Source records.
══════════
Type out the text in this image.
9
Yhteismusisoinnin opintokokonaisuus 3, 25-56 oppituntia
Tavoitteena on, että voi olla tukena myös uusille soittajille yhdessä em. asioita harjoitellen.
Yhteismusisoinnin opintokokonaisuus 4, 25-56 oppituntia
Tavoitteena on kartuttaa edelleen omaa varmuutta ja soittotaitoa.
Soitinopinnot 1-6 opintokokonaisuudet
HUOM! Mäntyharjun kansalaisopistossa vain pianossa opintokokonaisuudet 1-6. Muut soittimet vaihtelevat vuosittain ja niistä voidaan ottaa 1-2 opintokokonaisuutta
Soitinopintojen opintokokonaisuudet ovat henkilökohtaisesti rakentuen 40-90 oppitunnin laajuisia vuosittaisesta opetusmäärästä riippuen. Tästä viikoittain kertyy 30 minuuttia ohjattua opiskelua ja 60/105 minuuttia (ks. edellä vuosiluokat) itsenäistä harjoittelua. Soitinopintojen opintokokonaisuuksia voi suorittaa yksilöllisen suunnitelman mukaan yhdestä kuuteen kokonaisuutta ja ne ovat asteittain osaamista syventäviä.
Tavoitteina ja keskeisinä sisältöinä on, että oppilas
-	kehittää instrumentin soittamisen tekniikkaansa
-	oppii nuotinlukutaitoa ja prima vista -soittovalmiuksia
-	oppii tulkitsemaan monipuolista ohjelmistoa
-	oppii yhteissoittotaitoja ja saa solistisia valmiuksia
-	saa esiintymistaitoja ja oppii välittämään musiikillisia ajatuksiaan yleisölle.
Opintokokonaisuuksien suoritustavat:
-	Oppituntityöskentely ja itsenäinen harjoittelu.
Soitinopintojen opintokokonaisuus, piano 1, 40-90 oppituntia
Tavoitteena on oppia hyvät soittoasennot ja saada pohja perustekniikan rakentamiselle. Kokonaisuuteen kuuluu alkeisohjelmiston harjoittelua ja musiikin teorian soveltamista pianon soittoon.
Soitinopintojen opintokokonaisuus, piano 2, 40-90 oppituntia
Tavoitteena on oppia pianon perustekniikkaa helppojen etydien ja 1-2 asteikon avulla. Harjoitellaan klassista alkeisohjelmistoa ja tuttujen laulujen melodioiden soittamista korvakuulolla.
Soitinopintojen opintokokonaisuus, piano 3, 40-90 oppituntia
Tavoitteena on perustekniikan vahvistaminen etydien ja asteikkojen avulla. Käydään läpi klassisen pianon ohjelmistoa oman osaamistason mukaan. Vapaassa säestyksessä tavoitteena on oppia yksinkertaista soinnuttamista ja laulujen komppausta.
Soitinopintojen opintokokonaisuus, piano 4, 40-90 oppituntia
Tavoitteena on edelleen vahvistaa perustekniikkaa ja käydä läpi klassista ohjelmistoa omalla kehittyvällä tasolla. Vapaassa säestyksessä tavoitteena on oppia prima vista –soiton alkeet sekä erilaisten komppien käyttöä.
══════════
Exercise details.
Report every line containing the word "Yhteismusisoinnin" from the listing above.

Solution for this problem.
Yhteismusisoinnin opintokokonaisuus 3, 25-56 oppituntia
Yhteismusisoinnin opintokokonaisuus 4, 25-56 oppituntia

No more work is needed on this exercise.